## Try it
In the passage on trade in goods, what figure did the trade deficit in goods improve to?

Segment Start: Document section

Exports of goods (blue) fell by $39 billion to $2.05 trillion, as we discussed here. Imports of goods (purple) improved by $161 billion to $3.11 trillion. So the trade deficit in goods (red line) improved by $121 billion, to $1.06 trillion, the first major improvement since 2009.

Segment End: Document section
Segment Start: Entries shown

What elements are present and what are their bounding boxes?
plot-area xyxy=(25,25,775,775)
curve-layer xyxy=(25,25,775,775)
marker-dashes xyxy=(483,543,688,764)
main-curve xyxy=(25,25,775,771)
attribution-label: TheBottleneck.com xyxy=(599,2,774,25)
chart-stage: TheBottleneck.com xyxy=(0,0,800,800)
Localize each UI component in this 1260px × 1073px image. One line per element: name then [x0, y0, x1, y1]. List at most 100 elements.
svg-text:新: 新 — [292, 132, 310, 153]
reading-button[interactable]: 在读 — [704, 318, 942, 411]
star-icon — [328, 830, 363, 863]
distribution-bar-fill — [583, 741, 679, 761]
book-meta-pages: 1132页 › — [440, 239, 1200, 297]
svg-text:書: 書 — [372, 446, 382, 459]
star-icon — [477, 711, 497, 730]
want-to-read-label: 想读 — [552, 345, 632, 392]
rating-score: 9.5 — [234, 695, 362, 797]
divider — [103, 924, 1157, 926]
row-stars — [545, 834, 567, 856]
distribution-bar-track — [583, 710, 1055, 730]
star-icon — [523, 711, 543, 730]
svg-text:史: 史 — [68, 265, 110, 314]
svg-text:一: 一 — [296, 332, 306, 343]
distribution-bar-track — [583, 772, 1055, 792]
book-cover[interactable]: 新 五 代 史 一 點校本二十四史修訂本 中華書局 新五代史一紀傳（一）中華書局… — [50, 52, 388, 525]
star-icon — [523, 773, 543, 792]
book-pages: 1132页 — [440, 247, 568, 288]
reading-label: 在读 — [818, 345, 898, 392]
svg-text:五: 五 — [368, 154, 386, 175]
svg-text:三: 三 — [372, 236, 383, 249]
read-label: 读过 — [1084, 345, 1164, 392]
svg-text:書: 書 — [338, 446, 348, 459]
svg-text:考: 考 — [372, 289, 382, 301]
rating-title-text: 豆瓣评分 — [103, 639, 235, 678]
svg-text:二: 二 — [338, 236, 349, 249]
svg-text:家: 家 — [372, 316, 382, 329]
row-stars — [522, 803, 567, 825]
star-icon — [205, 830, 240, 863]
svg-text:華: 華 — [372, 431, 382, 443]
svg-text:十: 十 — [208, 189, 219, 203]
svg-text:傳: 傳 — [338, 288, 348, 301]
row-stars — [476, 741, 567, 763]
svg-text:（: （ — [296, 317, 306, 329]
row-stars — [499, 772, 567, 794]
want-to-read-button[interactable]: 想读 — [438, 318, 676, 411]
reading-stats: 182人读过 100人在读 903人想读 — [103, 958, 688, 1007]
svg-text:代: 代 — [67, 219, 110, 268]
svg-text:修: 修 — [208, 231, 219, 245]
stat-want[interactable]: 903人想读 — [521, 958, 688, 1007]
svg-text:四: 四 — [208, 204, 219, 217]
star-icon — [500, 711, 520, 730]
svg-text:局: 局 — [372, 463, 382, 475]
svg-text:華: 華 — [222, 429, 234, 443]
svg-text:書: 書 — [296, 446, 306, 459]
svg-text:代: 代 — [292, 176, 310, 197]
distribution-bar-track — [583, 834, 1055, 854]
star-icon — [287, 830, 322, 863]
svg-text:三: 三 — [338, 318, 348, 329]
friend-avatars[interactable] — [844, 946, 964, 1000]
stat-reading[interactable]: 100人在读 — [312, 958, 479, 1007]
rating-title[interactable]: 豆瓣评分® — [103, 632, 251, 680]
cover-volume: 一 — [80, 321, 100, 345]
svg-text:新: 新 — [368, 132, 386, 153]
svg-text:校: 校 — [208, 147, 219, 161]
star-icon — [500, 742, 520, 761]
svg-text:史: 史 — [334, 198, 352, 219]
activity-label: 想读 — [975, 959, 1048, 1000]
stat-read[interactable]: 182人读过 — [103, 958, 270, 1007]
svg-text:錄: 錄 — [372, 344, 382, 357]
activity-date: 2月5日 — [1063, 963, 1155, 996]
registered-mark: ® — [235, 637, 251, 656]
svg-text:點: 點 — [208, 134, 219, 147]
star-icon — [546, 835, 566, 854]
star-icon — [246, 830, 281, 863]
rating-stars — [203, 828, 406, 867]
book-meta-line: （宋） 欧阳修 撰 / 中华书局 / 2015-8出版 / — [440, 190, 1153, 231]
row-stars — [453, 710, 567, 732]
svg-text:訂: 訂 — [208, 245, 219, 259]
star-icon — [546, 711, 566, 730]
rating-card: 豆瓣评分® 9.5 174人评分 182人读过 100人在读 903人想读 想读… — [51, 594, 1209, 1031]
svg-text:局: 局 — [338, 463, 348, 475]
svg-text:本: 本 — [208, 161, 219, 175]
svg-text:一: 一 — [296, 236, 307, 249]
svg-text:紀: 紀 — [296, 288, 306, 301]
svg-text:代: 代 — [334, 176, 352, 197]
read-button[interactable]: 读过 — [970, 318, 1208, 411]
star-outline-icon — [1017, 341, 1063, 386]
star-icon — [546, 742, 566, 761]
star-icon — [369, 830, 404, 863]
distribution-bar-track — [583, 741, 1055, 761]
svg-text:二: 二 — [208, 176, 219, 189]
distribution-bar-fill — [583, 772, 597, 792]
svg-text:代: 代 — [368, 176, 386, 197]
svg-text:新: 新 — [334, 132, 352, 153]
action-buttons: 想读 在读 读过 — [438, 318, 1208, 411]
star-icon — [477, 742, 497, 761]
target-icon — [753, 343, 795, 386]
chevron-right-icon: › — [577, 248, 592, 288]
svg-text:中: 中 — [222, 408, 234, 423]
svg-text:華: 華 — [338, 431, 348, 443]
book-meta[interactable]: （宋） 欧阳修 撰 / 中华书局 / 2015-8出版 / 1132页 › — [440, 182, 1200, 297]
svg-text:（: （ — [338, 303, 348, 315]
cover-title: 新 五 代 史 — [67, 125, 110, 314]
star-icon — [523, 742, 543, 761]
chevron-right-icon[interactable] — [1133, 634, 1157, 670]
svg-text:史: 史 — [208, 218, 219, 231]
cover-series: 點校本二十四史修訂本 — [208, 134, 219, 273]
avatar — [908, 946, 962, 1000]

Segment End: Entries shown

## Task output
$1.06 trillion